Listings of boxed layout items
** START **

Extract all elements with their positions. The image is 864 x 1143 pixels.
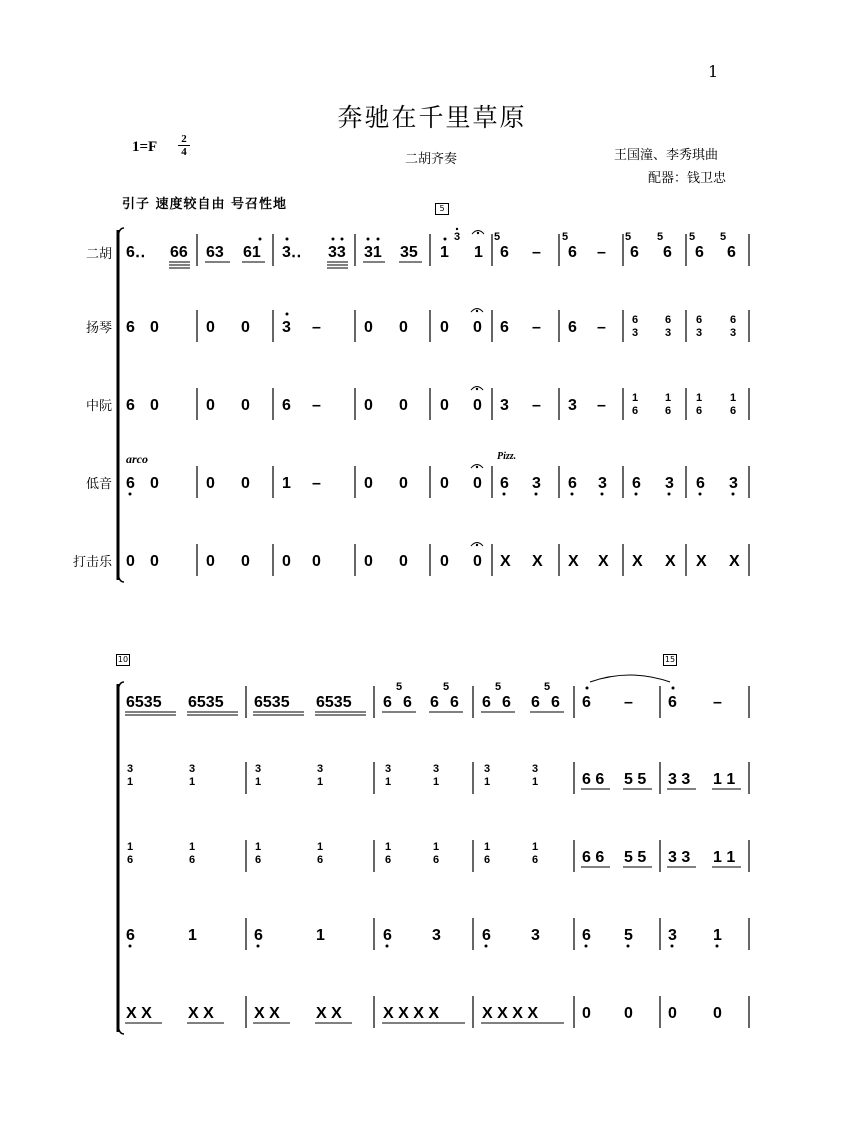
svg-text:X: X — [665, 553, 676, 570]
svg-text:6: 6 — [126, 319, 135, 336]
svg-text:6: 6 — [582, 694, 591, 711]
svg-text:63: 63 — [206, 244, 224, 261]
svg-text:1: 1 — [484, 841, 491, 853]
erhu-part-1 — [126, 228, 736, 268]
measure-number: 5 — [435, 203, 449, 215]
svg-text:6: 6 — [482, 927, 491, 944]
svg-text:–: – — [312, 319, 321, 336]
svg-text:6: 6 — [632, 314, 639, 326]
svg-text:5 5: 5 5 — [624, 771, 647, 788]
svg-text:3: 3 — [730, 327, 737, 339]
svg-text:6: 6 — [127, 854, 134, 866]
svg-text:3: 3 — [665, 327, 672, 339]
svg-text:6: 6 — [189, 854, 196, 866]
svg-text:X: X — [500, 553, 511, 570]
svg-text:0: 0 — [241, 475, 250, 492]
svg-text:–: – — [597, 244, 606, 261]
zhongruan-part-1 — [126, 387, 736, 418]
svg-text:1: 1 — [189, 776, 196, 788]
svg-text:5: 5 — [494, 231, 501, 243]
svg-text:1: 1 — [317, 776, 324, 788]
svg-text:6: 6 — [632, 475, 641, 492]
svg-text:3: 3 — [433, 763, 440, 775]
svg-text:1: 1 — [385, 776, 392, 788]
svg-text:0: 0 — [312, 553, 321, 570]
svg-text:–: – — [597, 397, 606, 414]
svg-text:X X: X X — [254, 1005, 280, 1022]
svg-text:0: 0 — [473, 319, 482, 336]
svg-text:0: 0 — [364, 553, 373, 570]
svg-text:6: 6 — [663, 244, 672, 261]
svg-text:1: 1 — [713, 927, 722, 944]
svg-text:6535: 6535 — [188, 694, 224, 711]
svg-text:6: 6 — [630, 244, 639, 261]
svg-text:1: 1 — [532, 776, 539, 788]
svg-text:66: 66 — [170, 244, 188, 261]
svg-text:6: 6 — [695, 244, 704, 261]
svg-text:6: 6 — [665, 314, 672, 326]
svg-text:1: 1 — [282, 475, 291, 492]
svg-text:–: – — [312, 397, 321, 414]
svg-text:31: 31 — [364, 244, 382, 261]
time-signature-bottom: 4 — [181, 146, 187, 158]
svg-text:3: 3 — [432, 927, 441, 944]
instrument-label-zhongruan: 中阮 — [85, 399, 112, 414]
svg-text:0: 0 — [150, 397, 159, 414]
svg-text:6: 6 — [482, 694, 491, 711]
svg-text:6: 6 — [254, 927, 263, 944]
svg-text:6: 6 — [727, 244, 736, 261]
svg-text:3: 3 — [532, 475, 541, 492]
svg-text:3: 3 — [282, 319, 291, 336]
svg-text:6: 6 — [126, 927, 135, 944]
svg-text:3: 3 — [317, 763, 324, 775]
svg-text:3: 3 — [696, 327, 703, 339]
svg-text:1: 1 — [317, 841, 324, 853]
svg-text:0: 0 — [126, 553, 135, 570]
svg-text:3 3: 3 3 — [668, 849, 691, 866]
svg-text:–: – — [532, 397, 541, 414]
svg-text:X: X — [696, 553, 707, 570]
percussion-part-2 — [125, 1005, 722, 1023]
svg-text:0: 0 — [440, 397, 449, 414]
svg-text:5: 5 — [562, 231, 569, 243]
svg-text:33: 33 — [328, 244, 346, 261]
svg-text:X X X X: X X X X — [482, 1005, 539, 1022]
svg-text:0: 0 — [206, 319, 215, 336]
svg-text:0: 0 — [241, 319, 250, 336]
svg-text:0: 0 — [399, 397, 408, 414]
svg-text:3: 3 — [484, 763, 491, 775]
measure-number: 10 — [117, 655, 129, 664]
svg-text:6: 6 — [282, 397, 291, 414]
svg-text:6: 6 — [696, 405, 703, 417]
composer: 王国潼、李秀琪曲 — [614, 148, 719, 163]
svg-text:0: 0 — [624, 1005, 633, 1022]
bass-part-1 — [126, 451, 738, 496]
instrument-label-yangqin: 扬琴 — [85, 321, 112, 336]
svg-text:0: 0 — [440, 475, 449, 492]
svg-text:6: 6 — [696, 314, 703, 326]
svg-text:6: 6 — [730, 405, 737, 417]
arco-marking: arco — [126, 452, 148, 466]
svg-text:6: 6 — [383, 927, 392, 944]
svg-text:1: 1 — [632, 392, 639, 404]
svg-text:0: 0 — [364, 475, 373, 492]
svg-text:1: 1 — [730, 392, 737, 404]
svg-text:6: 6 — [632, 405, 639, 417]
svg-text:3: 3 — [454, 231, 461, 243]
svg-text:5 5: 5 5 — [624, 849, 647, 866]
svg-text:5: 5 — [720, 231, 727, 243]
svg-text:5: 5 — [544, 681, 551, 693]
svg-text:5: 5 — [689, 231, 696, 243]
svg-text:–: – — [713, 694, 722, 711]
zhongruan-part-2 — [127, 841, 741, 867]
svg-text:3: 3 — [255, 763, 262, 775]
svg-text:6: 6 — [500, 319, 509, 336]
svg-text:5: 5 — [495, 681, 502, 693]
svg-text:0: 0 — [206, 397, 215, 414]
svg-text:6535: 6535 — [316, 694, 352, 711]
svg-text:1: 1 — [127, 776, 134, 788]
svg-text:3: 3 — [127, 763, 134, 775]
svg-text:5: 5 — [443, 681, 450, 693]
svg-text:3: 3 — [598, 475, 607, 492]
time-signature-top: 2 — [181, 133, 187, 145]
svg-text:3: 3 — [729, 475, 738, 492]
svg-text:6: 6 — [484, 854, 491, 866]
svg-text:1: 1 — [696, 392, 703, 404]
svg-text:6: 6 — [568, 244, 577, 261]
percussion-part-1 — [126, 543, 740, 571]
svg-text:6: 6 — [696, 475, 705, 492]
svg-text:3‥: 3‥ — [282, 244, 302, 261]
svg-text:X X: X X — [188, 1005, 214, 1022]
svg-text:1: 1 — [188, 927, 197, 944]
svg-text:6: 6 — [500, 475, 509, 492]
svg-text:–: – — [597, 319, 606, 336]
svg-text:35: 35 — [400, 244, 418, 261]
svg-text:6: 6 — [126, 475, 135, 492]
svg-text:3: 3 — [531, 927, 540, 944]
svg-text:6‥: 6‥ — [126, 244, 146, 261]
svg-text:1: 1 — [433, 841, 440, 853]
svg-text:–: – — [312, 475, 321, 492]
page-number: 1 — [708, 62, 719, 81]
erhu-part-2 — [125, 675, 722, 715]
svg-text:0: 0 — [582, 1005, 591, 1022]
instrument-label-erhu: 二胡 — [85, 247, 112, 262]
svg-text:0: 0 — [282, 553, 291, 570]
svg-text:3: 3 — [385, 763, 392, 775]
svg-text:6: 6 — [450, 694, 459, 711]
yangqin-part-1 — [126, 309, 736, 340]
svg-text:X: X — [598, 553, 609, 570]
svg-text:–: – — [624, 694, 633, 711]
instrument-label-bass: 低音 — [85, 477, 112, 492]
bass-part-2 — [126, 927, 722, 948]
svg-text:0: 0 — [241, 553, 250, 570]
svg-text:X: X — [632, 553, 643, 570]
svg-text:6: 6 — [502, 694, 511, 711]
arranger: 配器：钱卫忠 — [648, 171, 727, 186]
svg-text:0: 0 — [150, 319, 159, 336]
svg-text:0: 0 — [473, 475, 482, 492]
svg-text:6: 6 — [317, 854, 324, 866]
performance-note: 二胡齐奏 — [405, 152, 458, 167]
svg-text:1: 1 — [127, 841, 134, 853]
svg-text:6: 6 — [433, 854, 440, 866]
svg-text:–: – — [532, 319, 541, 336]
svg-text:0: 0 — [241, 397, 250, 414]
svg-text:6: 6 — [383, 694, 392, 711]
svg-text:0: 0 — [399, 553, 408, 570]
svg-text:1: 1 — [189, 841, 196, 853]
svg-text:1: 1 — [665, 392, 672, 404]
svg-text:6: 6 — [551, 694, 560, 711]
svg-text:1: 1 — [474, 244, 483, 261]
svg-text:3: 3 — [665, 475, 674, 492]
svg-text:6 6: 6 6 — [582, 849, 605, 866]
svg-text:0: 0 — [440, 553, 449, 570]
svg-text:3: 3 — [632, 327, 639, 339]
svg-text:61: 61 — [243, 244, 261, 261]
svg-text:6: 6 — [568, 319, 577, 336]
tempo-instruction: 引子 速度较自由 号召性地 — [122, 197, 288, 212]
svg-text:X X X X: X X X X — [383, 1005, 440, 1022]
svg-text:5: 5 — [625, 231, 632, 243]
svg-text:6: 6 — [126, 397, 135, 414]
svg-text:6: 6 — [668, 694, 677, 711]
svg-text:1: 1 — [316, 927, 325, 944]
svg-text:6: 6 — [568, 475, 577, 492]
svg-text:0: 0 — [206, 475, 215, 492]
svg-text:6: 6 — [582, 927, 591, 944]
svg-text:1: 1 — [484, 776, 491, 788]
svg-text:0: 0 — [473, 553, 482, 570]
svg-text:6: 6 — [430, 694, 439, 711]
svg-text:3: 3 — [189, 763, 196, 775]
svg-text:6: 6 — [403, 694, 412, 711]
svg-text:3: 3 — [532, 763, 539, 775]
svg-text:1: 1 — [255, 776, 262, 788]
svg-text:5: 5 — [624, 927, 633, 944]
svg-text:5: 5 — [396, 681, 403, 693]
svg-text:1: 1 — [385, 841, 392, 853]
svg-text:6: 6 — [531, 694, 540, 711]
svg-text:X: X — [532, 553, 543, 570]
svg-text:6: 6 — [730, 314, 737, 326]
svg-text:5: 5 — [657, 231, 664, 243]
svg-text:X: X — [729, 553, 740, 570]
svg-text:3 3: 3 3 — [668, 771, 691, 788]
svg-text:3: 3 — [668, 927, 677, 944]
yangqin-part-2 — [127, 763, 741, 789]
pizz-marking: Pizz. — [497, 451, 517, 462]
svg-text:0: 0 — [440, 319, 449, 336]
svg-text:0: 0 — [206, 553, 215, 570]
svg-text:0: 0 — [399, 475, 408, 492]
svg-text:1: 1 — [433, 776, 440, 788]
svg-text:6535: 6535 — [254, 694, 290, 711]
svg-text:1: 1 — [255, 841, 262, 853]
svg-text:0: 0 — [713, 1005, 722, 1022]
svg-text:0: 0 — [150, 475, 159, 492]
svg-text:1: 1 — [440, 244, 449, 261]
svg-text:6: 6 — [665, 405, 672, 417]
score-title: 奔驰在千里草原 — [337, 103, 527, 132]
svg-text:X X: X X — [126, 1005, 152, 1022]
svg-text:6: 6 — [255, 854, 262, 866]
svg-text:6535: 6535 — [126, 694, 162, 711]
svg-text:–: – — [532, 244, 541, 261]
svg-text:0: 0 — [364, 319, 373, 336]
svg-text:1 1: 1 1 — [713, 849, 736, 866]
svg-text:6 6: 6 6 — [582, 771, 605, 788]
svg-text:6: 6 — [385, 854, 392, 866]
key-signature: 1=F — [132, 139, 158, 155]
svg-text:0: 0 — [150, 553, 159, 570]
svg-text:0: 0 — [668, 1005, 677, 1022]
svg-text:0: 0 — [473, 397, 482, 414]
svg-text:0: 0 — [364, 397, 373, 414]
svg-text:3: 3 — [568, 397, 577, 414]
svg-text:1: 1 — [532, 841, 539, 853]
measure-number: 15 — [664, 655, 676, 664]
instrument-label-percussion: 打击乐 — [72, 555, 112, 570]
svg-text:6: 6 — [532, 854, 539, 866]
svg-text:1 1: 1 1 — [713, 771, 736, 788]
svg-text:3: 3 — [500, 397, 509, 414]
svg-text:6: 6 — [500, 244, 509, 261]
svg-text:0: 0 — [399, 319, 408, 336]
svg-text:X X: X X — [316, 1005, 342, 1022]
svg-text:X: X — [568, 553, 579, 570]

** END **
** START **

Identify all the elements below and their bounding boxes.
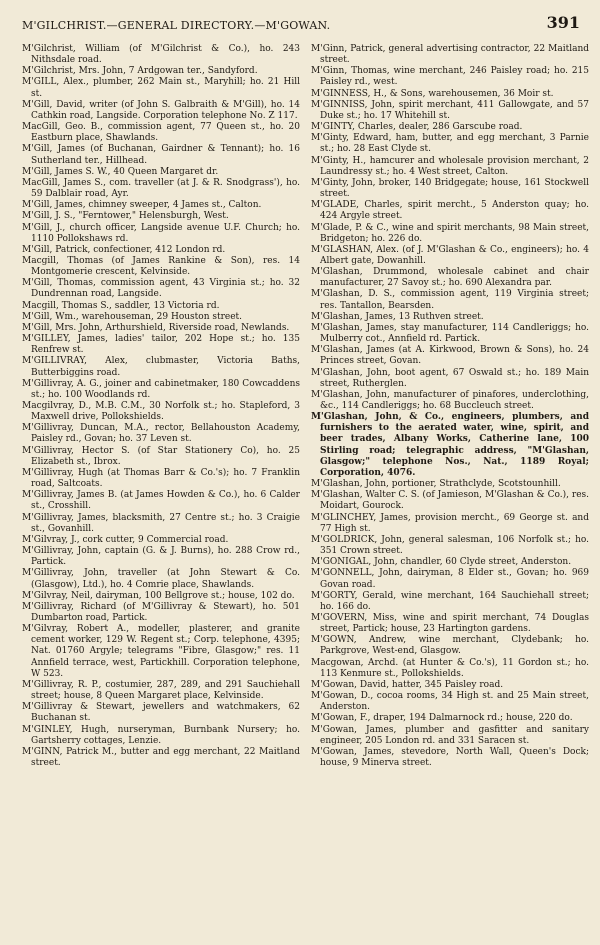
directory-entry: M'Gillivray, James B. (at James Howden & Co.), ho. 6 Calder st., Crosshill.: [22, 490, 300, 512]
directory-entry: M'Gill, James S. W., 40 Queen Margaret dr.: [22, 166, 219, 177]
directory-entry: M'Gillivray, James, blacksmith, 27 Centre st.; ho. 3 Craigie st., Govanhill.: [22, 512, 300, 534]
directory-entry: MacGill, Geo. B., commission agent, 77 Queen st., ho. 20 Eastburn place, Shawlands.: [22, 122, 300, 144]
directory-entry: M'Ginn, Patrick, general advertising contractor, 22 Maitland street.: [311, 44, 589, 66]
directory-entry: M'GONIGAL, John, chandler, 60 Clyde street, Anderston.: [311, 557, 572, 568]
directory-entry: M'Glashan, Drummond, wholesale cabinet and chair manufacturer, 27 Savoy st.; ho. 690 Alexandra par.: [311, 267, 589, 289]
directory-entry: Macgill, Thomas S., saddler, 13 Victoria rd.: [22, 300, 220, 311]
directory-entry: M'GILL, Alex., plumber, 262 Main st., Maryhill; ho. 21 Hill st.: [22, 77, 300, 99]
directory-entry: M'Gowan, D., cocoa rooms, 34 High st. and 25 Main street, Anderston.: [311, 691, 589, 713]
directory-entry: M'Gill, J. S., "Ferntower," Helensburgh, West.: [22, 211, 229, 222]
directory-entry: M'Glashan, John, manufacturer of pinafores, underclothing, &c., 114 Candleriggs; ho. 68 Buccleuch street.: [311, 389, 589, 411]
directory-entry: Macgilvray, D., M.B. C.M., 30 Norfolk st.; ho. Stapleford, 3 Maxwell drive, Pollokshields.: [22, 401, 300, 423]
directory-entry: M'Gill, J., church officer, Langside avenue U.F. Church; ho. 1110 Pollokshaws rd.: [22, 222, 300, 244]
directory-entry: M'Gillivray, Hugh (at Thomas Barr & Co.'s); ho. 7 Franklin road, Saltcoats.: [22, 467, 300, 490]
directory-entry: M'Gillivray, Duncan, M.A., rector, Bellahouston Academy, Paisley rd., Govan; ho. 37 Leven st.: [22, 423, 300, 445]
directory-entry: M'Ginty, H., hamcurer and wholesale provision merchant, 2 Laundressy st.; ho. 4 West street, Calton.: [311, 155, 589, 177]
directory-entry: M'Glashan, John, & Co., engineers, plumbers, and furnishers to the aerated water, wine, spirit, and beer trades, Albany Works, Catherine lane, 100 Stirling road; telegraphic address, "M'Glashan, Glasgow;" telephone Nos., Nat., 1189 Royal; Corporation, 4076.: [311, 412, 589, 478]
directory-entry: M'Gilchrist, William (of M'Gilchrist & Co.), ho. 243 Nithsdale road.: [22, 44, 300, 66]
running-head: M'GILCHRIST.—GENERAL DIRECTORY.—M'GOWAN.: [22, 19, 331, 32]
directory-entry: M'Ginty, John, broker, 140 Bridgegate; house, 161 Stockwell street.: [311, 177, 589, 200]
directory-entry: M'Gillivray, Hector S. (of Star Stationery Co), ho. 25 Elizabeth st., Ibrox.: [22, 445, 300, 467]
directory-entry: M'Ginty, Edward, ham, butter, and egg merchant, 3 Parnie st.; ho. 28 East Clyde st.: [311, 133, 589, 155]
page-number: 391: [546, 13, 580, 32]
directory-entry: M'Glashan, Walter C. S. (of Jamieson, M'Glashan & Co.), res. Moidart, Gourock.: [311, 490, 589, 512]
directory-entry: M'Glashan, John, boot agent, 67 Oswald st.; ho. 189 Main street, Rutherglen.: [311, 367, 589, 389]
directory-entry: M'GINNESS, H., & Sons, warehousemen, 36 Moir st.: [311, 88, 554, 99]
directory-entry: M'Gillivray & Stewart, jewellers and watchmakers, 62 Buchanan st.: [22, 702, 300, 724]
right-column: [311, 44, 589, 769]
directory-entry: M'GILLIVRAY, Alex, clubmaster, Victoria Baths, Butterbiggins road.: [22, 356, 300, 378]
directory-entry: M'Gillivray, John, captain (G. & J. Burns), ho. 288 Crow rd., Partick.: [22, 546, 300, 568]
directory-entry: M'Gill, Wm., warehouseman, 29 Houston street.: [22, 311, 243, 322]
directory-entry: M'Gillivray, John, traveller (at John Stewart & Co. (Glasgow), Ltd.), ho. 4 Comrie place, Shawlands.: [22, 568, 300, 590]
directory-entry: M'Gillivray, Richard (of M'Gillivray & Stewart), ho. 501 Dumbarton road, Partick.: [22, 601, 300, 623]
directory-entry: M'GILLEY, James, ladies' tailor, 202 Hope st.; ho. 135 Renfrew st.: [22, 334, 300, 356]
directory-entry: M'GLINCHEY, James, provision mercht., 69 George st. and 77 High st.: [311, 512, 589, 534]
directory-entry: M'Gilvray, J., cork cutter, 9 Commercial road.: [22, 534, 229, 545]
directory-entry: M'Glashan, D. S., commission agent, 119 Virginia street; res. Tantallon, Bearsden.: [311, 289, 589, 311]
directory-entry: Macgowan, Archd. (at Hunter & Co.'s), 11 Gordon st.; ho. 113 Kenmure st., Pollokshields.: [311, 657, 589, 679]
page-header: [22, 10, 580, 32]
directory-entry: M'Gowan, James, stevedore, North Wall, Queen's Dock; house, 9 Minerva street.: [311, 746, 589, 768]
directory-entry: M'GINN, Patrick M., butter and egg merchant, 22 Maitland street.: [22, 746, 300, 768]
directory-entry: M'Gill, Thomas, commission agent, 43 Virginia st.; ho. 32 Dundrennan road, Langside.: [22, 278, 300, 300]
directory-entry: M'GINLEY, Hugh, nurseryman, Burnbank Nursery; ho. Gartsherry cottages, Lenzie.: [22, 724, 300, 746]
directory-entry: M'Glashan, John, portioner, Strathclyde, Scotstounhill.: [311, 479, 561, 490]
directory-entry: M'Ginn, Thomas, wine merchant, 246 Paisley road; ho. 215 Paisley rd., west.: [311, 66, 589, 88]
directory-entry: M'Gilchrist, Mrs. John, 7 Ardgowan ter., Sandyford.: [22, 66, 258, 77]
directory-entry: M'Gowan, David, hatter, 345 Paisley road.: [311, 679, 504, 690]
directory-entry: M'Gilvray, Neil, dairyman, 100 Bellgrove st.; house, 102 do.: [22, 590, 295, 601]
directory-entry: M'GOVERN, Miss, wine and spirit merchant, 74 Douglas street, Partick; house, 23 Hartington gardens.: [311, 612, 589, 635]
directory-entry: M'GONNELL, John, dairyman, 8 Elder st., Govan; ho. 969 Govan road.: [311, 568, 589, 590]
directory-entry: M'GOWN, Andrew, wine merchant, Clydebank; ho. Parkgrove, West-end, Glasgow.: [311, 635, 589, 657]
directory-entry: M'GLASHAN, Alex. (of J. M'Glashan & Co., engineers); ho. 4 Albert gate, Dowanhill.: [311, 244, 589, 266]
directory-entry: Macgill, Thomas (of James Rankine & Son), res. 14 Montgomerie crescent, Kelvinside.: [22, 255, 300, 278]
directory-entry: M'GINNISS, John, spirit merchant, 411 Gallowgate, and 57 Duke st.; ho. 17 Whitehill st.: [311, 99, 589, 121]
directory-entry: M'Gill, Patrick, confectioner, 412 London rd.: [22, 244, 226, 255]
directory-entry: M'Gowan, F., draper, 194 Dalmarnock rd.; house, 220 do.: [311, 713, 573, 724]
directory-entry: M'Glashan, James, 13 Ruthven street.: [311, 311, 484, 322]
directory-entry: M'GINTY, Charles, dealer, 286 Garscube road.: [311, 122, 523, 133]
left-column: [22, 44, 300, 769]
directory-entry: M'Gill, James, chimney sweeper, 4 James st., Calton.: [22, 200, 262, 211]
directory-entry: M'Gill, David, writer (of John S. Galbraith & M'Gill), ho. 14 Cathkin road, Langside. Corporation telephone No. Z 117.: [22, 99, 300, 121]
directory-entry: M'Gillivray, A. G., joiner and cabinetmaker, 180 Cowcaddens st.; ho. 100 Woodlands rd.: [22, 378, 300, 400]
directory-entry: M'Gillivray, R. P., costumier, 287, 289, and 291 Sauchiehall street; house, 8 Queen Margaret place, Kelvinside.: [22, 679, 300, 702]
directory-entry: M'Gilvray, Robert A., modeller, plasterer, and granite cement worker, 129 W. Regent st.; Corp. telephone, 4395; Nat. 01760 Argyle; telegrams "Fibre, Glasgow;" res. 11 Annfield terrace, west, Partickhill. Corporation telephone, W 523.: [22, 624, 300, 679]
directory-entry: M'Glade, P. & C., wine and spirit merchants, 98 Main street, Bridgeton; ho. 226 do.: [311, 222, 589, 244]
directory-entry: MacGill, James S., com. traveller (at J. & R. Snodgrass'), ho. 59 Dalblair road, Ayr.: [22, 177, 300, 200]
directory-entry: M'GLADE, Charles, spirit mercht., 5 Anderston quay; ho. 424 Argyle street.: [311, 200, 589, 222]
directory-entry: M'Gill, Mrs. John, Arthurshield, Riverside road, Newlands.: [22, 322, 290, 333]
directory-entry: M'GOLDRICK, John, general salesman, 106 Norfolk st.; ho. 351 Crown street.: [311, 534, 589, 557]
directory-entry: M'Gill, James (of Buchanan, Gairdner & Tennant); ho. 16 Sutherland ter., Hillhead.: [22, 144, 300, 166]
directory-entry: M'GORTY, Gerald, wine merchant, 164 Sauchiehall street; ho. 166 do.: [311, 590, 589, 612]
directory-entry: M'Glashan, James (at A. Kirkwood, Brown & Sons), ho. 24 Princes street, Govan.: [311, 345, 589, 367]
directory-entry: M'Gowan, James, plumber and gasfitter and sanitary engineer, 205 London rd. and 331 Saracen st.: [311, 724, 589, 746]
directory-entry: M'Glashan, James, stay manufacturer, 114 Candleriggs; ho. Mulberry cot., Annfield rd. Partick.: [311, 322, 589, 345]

** END **

→ **Goal**: Update the data from the line containing "directory-entry: M'Gillivray, James B." through the line containing "directory-entry: M'Gill, James S." by replacing "Calder st." with "Calder street", and give those lines again with everything else unchanged.

→ **Task result**:
directory-entry: M'Gillivray, James B. (at James Howden & Co.), ho. 6 Calder street, Crosshill.: [22, 490, 300, 512]
directory-entry: M'Gill, James S. W., 40 Queen Margaret dr.: [22, 166, 219, 177]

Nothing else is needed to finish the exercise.